> _Stated task_: Take each line containing the word "screenshot" and copy it.
........
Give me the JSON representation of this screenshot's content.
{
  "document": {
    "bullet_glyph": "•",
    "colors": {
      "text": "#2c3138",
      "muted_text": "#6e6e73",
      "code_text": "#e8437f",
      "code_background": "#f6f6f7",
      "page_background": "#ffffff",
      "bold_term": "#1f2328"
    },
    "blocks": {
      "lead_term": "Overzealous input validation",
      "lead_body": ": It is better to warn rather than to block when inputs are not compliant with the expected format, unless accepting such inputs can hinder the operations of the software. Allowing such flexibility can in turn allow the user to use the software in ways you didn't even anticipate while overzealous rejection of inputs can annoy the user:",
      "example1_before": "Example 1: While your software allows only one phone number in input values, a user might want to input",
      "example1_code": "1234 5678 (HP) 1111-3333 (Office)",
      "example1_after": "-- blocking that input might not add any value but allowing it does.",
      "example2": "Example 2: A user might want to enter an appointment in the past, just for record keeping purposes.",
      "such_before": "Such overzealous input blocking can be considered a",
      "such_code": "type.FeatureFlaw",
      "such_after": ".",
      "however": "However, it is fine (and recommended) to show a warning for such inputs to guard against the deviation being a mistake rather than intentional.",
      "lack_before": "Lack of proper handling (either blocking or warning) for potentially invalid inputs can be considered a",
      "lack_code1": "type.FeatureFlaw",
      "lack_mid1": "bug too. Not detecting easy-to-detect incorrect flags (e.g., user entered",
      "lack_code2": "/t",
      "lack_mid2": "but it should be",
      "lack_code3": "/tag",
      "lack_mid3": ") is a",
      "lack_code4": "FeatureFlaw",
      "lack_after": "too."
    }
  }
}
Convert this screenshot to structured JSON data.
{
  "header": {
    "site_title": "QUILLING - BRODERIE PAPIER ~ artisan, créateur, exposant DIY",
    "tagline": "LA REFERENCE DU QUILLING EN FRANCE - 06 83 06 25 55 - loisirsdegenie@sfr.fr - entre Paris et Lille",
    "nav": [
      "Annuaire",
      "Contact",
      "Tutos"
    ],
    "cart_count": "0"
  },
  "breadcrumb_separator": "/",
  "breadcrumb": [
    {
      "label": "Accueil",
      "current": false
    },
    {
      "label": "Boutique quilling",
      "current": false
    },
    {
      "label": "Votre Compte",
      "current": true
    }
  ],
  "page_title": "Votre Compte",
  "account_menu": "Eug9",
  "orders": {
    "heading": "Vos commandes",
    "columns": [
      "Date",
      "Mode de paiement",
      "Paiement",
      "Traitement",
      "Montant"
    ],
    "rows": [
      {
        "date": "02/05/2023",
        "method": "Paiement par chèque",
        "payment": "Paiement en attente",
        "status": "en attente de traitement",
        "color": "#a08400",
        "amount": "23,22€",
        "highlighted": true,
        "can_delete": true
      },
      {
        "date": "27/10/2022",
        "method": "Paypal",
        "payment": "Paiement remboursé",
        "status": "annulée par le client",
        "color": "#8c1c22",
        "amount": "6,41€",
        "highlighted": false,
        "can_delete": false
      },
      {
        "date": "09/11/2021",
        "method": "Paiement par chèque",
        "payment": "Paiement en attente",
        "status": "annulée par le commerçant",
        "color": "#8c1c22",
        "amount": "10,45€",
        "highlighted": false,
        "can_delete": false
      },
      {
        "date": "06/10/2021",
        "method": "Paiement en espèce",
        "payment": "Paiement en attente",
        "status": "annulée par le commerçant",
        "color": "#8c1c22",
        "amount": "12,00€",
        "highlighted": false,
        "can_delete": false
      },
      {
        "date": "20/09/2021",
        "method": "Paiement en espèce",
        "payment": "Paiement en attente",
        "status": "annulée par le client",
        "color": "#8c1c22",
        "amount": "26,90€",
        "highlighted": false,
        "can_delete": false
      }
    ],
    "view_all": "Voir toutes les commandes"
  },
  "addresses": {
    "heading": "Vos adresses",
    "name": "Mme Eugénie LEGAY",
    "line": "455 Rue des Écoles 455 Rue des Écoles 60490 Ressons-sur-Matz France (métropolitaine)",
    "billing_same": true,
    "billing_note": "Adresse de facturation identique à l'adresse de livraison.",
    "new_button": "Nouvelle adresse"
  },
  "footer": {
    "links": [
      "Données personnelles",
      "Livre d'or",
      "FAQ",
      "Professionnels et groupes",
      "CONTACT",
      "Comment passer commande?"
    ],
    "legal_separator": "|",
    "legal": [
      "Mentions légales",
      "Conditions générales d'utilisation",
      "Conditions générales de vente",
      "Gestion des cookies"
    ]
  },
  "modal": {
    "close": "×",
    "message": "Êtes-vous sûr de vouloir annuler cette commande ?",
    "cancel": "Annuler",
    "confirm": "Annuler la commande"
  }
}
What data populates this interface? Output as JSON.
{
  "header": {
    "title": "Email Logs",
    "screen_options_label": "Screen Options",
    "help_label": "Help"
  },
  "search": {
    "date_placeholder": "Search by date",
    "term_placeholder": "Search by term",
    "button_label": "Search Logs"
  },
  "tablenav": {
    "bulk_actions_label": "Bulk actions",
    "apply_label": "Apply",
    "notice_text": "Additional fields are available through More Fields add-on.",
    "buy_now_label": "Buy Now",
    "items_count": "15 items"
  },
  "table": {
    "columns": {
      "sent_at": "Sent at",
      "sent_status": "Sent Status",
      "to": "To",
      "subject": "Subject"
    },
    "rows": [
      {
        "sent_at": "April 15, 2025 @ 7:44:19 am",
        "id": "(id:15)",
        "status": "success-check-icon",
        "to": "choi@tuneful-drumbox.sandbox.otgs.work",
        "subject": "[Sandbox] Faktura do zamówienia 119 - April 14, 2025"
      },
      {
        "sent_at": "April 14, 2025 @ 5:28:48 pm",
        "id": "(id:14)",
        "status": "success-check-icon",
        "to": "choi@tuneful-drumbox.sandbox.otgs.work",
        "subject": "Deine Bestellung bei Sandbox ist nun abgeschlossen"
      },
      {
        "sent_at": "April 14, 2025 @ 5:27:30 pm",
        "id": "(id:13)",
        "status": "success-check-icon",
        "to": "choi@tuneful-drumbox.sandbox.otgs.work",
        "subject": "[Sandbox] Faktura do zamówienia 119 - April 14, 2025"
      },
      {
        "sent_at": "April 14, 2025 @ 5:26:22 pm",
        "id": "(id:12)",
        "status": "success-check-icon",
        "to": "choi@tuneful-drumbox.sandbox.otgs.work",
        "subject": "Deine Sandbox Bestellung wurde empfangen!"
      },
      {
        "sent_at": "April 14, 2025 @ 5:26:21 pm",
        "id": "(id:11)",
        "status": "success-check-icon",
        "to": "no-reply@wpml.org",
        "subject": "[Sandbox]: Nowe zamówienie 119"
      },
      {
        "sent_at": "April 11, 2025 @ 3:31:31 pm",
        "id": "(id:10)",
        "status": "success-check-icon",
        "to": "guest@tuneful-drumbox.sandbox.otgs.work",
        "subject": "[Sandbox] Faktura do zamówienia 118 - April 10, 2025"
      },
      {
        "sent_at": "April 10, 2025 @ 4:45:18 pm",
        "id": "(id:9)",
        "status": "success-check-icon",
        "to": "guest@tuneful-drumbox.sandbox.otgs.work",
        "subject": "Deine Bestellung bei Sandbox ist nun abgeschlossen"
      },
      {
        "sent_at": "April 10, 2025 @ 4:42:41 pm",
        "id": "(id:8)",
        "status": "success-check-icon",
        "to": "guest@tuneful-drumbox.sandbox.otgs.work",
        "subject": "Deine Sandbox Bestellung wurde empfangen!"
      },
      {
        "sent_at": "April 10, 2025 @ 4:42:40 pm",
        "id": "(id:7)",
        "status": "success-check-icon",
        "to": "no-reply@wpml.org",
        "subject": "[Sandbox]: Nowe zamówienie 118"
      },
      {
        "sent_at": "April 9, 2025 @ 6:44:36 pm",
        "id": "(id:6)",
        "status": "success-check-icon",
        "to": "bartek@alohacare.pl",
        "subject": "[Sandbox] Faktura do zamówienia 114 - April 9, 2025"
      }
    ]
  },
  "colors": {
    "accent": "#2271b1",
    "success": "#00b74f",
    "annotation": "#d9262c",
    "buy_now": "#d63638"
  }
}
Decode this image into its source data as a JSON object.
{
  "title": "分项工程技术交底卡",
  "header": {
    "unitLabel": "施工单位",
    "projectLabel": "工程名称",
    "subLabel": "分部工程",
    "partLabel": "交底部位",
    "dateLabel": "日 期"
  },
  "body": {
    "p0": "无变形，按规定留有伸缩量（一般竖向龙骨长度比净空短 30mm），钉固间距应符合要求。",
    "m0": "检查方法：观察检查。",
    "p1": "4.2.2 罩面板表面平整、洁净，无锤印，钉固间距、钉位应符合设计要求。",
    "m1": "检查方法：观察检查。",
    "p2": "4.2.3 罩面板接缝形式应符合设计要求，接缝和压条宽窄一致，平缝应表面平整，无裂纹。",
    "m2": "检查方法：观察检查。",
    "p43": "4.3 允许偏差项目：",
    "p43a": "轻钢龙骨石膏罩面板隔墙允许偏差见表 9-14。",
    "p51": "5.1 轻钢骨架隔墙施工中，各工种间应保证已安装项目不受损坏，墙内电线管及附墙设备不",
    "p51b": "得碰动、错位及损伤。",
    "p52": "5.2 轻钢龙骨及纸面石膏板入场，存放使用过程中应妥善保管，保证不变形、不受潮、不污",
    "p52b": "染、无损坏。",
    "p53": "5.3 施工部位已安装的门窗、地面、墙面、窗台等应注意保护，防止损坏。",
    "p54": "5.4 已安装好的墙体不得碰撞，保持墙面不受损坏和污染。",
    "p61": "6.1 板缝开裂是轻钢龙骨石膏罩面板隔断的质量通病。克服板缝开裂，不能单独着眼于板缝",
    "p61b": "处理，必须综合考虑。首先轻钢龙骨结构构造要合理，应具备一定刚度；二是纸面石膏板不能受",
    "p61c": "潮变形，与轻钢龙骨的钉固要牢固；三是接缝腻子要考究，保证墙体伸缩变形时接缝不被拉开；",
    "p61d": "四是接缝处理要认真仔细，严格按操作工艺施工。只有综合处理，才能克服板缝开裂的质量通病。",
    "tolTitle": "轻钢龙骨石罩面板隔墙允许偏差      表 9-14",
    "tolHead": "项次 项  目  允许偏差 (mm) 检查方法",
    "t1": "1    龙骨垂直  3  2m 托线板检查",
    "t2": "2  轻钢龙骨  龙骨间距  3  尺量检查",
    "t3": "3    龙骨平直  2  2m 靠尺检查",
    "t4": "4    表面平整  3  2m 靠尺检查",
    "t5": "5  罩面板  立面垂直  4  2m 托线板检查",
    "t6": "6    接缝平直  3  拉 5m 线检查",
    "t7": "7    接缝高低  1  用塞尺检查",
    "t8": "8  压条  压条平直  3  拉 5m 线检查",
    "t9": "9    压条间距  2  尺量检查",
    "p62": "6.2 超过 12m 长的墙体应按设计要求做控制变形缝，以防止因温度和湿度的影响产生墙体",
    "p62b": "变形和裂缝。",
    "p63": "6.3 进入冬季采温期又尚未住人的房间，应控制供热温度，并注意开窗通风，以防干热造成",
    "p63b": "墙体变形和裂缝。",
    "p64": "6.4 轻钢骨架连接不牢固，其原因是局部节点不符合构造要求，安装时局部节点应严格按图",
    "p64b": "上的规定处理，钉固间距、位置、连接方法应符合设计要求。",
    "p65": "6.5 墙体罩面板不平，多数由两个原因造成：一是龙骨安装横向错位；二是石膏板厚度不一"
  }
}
........
> _Complete output_:
Give me the JSON representation of this screenshot's content.
Convert this screenshot to structured JSON data.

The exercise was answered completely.